> _TASK INSTRUCTIONS_: Filter out everything except lines holding "family".

* Begin EXCERPTED DATA *

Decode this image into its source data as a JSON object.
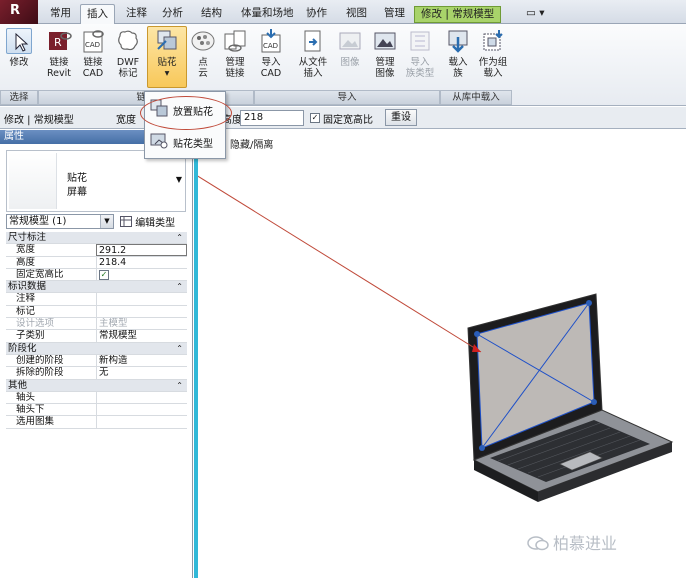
{
  "tabs": {
    "items": [
      "常用",
      "插入",
      "注释",
      "分析",
      "结构",
      "体量和场地",
      "协作",
      "视图",
      "管理"
    ],
    "active": "插入",
    "context": "修改 | 常规模型",
    "extra": "▭ ▾"
  },
  "ribbon": {
    "buttons": [
      {
        "icon": "cursor-icon",
        "label": "修改"
      },
      {
        "icon": "revit-link-icon",
        "label1": "链接",
        "label2": "Revit"
      },
      {
        "icon": "cad-link-icon",
        "label1": "链接",
        "label2": "CAD"
      },
      {
        "icon": "dwf-markup-icon",
        "label1": "DWF",
        "label2": "标记"
      },
      {
        "icon": "decal-icon",
        "label1": "贴花",
        "label2": "▾"
      },
      {
        "icon": "point-cloud-icon",
        "label1": "点",
        "label2": "云"
      },
      {
        "icon": "manage-links-icon",
        "label1": "管理",
        "label2": "链接"
      },
      {
        "icon": "import-cad-icon",
        "label1": "导入",
        "label2": "CAD"
      },
      {
        "icon": "insert-from-file-icon",
        "label1": "从文件",
        "label2": "插入"
      },
      {
        "icon": "image-icon",
        "label1": "图像",
        "label2": ""
      },
      {
        "icon": "manage-images-icon",
        "label1": "管理",
        "label2": "图像"
      },
      {
        "icon": "import-family-types-icon",
        "label1": "导入",
        "label2": "族类型"
      },
      {
        "icon": "load-family-icon",
        "label1": "载入",
        "label2": "族"
      },
      {
        "icon": "load-as-group-icon",
        "label1": "作为组",
        "label2": "载入"
      }
    ],
    "panels": [
      "选择",
      "链接",
      "导入",
      "从库中载入"
    ]
  },
  "dropdown": {
    "items": [
      {
        "icon": "place-decal-icon",
        "label": "放置贴花"
      },
      {
        "icon": "decal-types-icon",
        "label": "贴花类型"
      }
    ]
  },
  "options_bar": {
    "context": "修改 | 常规模型",
    "width_label": "宽度",
    "height_label": "高度",
    "height_value": "218",
    "lock_label": "固定宽高比",
    "lock_checked": true,
    "apply_label": "重设"
  },
  "properties": {
    "title": "属性",
    "preview_line1": "贴花",
    "preview_line2": "屏幕",
    "type_selector": "常规模型 (1)",
    "edit_type_label": "编辑类型",
    "sections": [
      {
        "name": "尺寸标注",
        "rows": [
          {
            "key": "宽度",
            "value": "291.2",
            "box": true
          },
          {
            "key": "高度",
            "value": "218.4"
          },
          {
            "key": "固定宽高比",
            "value": "✓",
            "check": true
          }
        ]
      },
      {
        "name": "标识数据",
        "rows": [
          {
            "key": "注释",
            "value": ""
          },
          {
            "key": "标记",
            "value": ""
          },
          {
            "key": "设计选项",
            "value": "主模型",
            "dim": true
          },
          {
            "key": "子类别",
            "value": "常规模型"
          }
        ]
      },
      {
        "name": "阶段化",
        "rows": [
          {
            "key": "创建的阶段",
            "value": "新构造"
          },
          {
            "key": "拆除的阶段",
            "value": "无"
          }
        ]
      },
      {
        "name": "其他",
        "rows": [
          {
            "key": "轴头",
            "value": ""
          },
          {
            "key": "轴头下",
            "value": ""
          },
          {
            "key": "选用图集",
            "value": ""
          }
        ]
      }
    ],
    "collapse_glyph": "⌃"
  },
  "view": {
    "title": "隐藏/隔离"
  },
  "watermark": "柏慕进业",
  "colors": {
    "accent": "#30b8d8",
    "context_tab": "#a8d36a",
    "highlight": "#f8c85a",
    "annotation": "#c04a3a"
  }
}
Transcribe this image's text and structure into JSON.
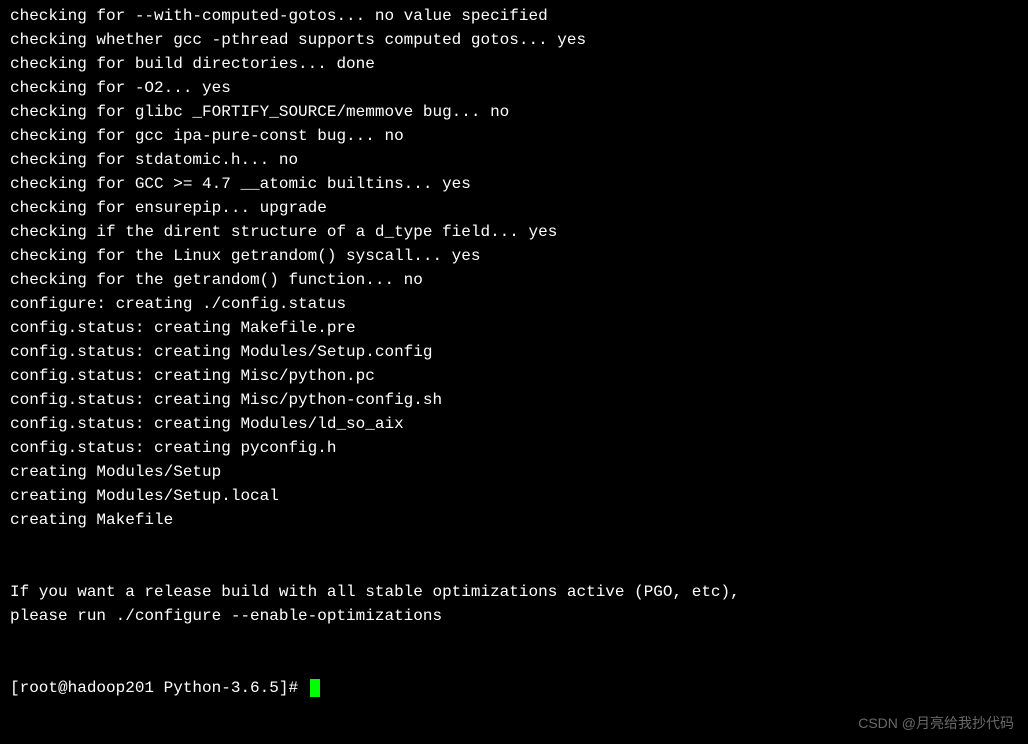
{
  "output_lines": [
    "checking for --with-computed-gotos... no value specified",
    "checking whether gcc -pthread supports computed gotos... yes",
    "checking for build directories... done",
    "checking for -O2... yes",
    "checking for glibc _FORTIFY_SOURCE/memmove bug... no",
    "checking for gcc ipa-pure-const bug... no",
    "checking for stdatomic.h... no",
    "checking for GCC >= 4.7 __atomic builtins... yes",
    "checking for ensurepip... upgrade",
    "checking if the dirent structure of a d_type field... yes",
    "checking for the Linux getrandom() syscall... yes",
    "checking for the getrandom() function... no",
    "configure: creating ./config.status",
    "config.status: creating Makefile.pre",
    "config.status: creating Modules/Setup.config",
    "config.status: creating Misc/python.pc",
    "config.status: creating Misc/python-config.sh",
    "config.status: creating Modules/ld_so_aix",
    "config.status: creating pyconfig.h",
    "creating Modules/Setup",
    "creating Modules/Setup.local",
    "creating Makefile",
    "",
    "",
    "If you want a release build with all stable optimizations active (PGO, etc),",
    "please run ./configure --enable-optimizations",
    "",
    ""
  ],
  "prompt": "[root@hadoop201 Python-3.6.5]# ",
  "watermark": "CSDN @月亮给我抄代码"
}
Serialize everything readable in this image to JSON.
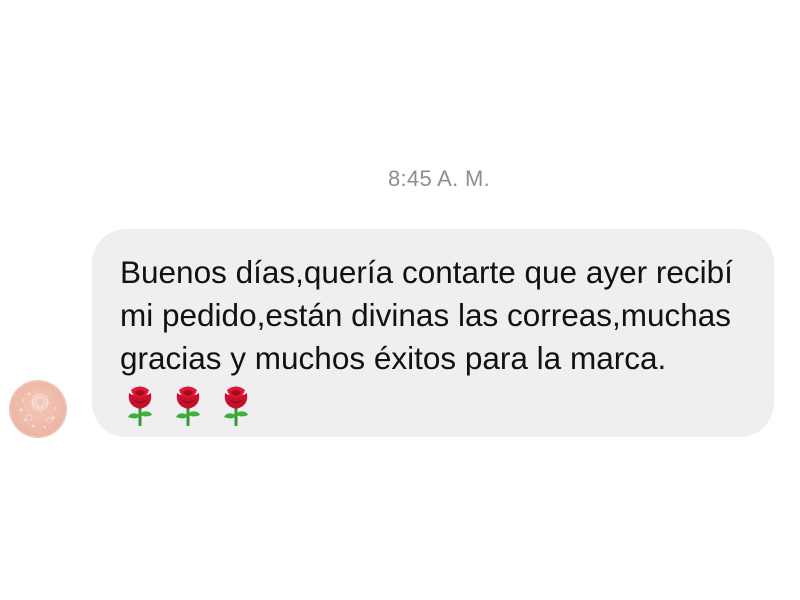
{
  "conversation": {
    "timestamp": "8:45 A. M.",
    "messages": [
      {
        "text": "Buenos días,quería contarte que ayer recibí mi pedido,están divinas las correas,muchas gracias y muchos éxitos para la marca.",
        "emoji": [
          "rose-emoji",
          "rose-emoji",
          "rose-emoji"
        ]
      }
    ]
  },
  "colors": {
    "bubble_background": "#efeff1",
    "timestamp": "#8e8e93",
    "avatar": "#eeb9a8"
  }
}
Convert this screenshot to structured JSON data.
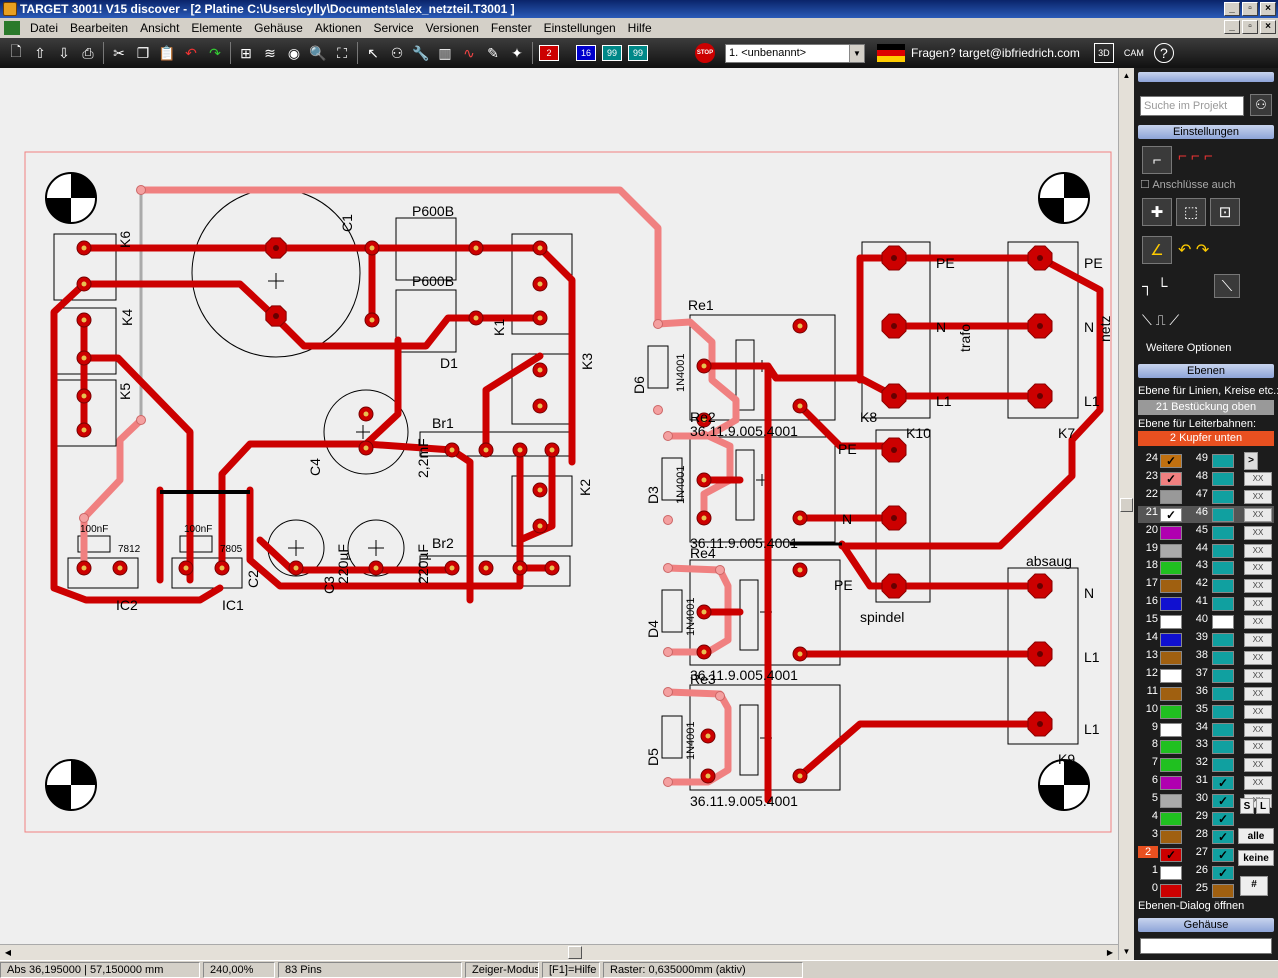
{
  "window": {
    "title": "TARGET 3001! V15 discover - [2 Platine C:\\Users\\cylly\\Documents\\alex_netzteil.T3001 ]"
  },
  "menu": [
    "Datei",
    "Bearbeiten",
    "Ansicht",
    "Elemente",
    "Gehäuse",
    "Aktionen",
    "Service",
    "Versionen",
    "Fenster",
    "Einstellungen",
    "Hilfe"
  ],
  "toolbar": {
    "layer_buttons": [
      "2",
      "16",
      "99",
      "99"
    ],
    "stop": "STOP",
    "combo": "1. <unbenannt>",
    "help": "Fragen? target@ibfriedrich.com",
    "view3d": "3D",
    "cam": "CAM",
    "help_icon": "?"
  },
  "panel": {
    "search_placeholder": "Suche im Projekt",
    "settings": "Einstellungen",
    "pins_also": "Anschlüsse auch",
    "more_options": "Weitere Optionen",
    "layers": "Ebenen",
    "layer_lines_label": "Ebene für Linien, Kreise etc.:",
    "layer_lines_value": "21 Bestückung oben",
    "layer_tracks_label": "Ebene für Leiterbahnen:",
    "layer_tracks_value": "2 Kupfer unten",
    "layer_rows": [
      {
        "a": "24",
        "b": "49"
      },
      {
        "a": "23",
        "b": "48"
      },
      {
        "a": "22",
        "b": "47"
      },
      {
        "a": "21",
        "b": "46"
      },
      {
        "a": "20",
        "b": "45"
      },
      {
        "a": "19",
        "b": "44"
      },
      {
        "a": "18",
        "b": "43"
      },
      {
        "a": "17",
        "b": "42"
      },
      {
        "a": "16",
        "b": "41"
      },
      {
        "a": "15",
        "b": "40"
      },
      {
        "a": "14",
        "b": "39"
      },
      {
        "a": "13",
        "b": "38"
      },
      {
        "a": "12",
        "b": "37"
      },
      {
        "a": "11",
        "b": "36"
      },
      {
        "a": "10",
        "b": "35"
      },
      {
        "a": "9",
        "b": "34"
      },
      {
        "a": "8",
        "b": "33"
      },
      {
        "a": "7",
        "b": "32"
      },
      {
        "a": "6",
        "b": "31"
      },
      {
        "a": "5",
        "b": "30"
      },
      {
        "a": "4",
        "b": "29"
      },
      {
        "a": "3",
        "b": "28"
      },
      {
        "a": "2",
        "b": "27"
      },
      {
        "a": "1",
        "b": "26"
      },
      {
        "a": "0",
        "b": "25"
      }
    ],
    "btn_s": "S",
    "btn_l": "L",
    "btn_all": "alle",
    "btn_none": "keine",
    "btn_hash": "#",
    "expand": ">",
    "layer_dialog": "Ebenen-Dialog öffnen",
    "housing": "Gehäuse"
  },
  "status": {
    "coords": "Abs 36,195000 | 57,150000 mm",
    "zoom": "240,00%",
    "pins": "83 Pins",
    "mode": "Zeiger-Modus",
    "help": "[F1]=Hilfe",
    "grid": "Raster: 0,635000mm (aktiv)"
  },
  "pcb": {
    "labels": [
      "C1",
      "P600B",
      "P600B",
      "D1",
      "K6",
      "K4",
      "K5",
      "K1",
      "K3",
      "Br1",
      "C4",
      "2,2mF",
      "K2",
      "Br2",
      "C2",
      "C3",
      "220µF",
      "220µF",
      "100nF",
      "100nF",
      "IC2",
      "IC1",
      "7812",
      "7805",
      "Re1",
      "Re2",
      "Re3",
      "Re4",
      "D6",
      "D3",
      "D4",
      "D5",
      "1N4001",
      "1N4001",
      "1N4001",
      "1N4001",
      "36.11.9.005.4001",
      "36.11.9.005.4001",
      "36.11.9.005.4001",
      "36.11.9.005.4001",
      "K8",
      "K10",
      "K7",
      "K9",
      "spindel",
      "trafo",
      "netz",
      "absaug",
      "PE",
      "N",
      "L1",
      "PE",
      "N",
      "L1",
      "L1",
      "N",
      "PE",
      "N",
      "L1",
      "PE"
    ]
  }
}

* End EXCERPTED DATA *

> _THE ANSWER_:
        "icon": "import-family-types-icon",
        "icon": "load-family-icon",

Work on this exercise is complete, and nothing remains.